**Required work:**
Give all the lines below again, exactly, with no pictures.
--- begin ---
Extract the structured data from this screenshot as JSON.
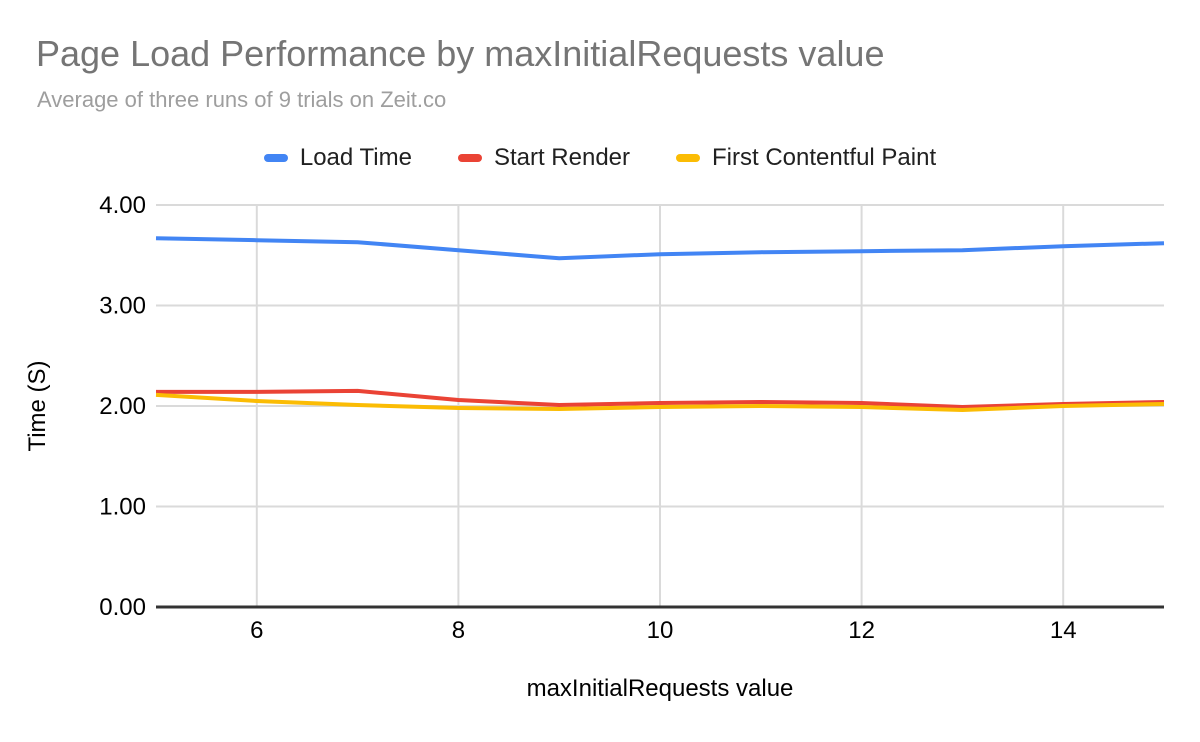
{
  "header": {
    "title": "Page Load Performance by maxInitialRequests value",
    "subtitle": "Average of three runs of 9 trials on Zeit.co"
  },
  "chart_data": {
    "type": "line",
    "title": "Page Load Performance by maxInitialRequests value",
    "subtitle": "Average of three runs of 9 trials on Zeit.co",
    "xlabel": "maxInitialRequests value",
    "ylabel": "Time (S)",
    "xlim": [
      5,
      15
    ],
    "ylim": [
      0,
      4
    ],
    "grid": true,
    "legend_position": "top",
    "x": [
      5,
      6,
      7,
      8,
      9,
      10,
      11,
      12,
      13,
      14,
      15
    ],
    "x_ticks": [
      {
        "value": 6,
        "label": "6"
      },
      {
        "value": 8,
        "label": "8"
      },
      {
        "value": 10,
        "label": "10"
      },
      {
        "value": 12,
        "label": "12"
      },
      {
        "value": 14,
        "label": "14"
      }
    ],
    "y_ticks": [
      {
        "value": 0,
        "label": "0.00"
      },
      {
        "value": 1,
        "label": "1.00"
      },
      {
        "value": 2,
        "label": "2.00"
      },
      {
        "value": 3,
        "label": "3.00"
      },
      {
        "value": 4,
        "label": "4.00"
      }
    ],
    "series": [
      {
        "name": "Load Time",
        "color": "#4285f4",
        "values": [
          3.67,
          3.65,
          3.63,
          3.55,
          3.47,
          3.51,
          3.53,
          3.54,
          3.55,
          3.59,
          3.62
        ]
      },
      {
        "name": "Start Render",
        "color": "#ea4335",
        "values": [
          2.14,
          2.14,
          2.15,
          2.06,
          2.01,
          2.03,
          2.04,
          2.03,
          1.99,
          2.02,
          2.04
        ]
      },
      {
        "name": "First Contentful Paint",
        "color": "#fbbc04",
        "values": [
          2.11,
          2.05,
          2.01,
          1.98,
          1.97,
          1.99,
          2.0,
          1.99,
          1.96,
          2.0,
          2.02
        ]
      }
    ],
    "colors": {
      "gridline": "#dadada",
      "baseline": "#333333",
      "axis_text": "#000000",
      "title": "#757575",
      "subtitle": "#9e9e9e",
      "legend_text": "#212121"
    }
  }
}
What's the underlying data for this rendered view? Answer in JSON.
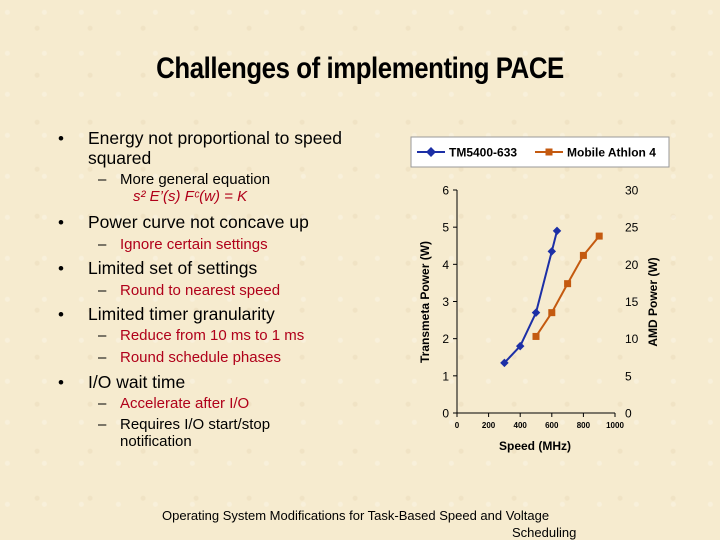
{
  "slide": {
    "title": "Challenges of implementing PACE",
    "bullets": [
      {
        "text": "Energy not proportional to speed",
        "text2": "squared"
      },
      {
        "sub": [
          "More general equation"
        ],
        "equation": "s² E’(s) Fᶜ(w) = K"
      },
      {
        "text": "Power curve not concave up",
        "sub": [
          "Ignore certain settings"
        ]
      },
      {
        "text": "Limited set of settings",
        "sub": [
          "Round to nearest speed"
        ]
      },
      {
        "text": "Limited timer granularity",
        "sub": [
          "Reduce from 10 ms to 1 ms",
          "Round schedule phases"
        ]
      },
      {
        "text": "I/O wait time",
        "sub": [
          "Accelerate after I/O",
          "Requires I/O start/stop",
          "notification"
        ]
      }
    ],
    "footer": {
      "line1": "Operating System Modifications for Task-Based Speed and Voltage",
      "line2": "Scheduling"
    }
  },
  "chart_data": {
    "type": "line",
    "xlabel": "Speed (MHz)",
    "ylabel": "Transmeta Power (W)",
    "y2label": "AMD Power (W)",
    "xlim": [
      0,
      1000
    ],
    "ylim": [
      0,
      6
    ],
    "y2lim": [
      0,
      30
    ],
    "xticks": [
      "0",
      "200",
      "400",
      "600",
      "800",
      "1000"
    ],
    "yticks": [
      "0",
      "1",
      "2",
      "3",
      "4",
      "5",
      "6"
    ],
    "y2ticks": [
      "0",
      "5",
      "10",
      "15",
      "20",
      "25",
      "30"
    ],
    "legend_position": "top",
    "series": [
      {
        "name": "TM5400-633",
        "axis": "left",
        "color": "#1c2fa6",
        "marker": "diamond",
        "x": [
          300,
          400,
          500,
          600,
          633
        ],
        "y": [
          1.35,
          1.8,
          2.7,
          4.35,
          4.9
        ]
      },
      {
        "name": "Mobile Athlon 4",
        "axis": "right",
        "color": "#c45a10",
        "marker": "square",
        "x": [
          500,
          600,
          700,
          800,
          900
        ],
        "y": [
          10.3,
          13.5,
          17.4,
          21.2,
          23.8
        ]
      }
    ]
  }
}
--- end ---
**Solution to the exercise:**
Extract the structured data from this screenshot as JSON.
{
  "header": {
    "title": "Page Load Performance by maxInitialRequests value",
    "subtitle": "Average of three runs of 9 trials on Zeit.co"
  },
  "chart_data": {
    "type": "line",
    "title": "Page Load Performance by maxInitialRequests value",
    "subtitle": "Average of three runs of 9 trials on Zeit.co",
    "xlabel": "maxInitialRequests value",
    "ylabel": "Time (S)",
    "xlim": [
      5,
      15
    ],
    "ylim": [
      0,
      4
    ],
    "grid": true,
    "legend_position": "top",
    "x": [
      5,
      6,
      7,
      8,
      9,
      10,
      11,
      12,
      13,
      14,
      15
    ],
    "x_ticks": [
      {
        "value": 6,
        "label": "6"
      },
      {
        "value": 8,
        "label": "8"
      },
      {
        "value": 10,
        "label": "10"
      },
      {
        "value": 12,
        "label": "12"
      },
      {
        "value": 14,
        "label": "14"
      }
    ],
    "y_ticks": [
      {
        "value": 0,
        "label": "0.00"
      },
      {
        "value": 1,
        "label": "1.00"
      },
      {
        "value": 2,
        "label": "2.00"
      },
      {
        "value": 3,
        "label": "3.00"
      },
      {
        "value": 4,
        "label": "4.00"
      }
    ],
    "series": [
      {
        "name": "Load Time",
        "color": "#4285f4",
        "values": [
          3.67,
          3.65,
          3.63,
          3.55,
          3.47,
          3.51,
          3.53,
          3.54,
          3.55,
          3.59,
          3.62
        ]
      },
      {
        "name": "Start Render",
        "color": "#ea4335",
        "values": [
          2.14,
          2.14,
          2.15,
          2.06,
          2.01,
          2.03,
          2.04,
          2.03,
          1.99,
          2.02,
          2.04
        ]
      },
      {
        "name": "First Contentful Paint",
        "color": "#fbbc04",
        "values": [
          2.11,
          2.05,
          2.01,
          1.98,
          1.97,
          1.99,
          2.0,
          1.99,
          1.96,
          2.0,
          2.02
        ]
      }
    ],
    "colors": {
      "gridline": "#dadada",
      "baseline": "#333333",
      "axis_text": "#000000",
      "title": "#757575",
      "subtitle": "#9e9e9e",
      "legend_text": "#212121"
    }
  }
}
What's the underlying data for this rendered view? Answer in JSON.
{
  "slide": {
    "title": "Challenges of implementing PACE",
    "bullets": [
      {
        "text": "Energy not proportional to speed",
        "text2": "squared"
      },
      {
        "sub": [
          "More general equation"
        ],
        "equation": "s² E’(s) Fᶜ(w) = K"
      },
      {
        "text": "Power curve not concave up",
        "sub": [
          "Ignore certain settings"
        ]
      },
      {
        "text": "Limited set of settings",
        "sub": [
          "Round to nearest speed"
        ]
      },
      {
        "text": "Limited timer granularity",
        "sub": [
          "Reduce from 10 ms to 1 ms",
          "Round schedule phases"
        ]
      },
      {
        "text": "I/O wait time",
        "sub": [
          "Accelerate after I/O",
          "Requires I/O start/stop",
          "notification"
        ]
      }
    ],
    "footer": {
      "line1": "Operating System Modifications for Task-Based Speed and Voltage",
      "line2": "Scheduling"
    }
  },
  "chart_data": {
    "type": "line",
    "xlabel": "Speed (MHz)",
    "ylabel": "Transmeta Power (W)",
    "y2label": "AMD Power (W)",
    "xlim": [
      0,
      1000
    ],
    "ylim": [
      0,
      6
    ],
    "y2lim": [
      0,
      30
    ],
    "xticks": [
      "0",
      "200",
      "400",
      "600",
      "800",
      "1000"
    ],
    "yticks": [
      "0",
      "1",
      "2",
      "3",
      "4",
      "5",
      "6"
    ],
    "y2ticks": [
      "0",
      "5",
      "10",
      "15",
      "20",
      "25",
      "30"
    ],
    "legend_position": "top",
    "series": [
      {
        "name": "TM5400-633",
        "axis": "left",
        "color": "#1c2fa6",
        "marker": "diamond",
        "x": [
          300,
          400,
          500,
          600,
          633
        ],
        "y": [
          1.35,
          1.8,
          2.7,
          4.35,
          4.9
        ]
      },
      {
        "name": "Mobile Athlon 4",
        "axis": "right",
        "color": "#c45a10",
        "marker": "square",
        "x": [
          500,
          600,
          700,
          800,
          900
        ],
        "y": [
          10.3,
          13.5,
          17.4,
          21.2,
          23.8
        ]
      }
    ]
  }
}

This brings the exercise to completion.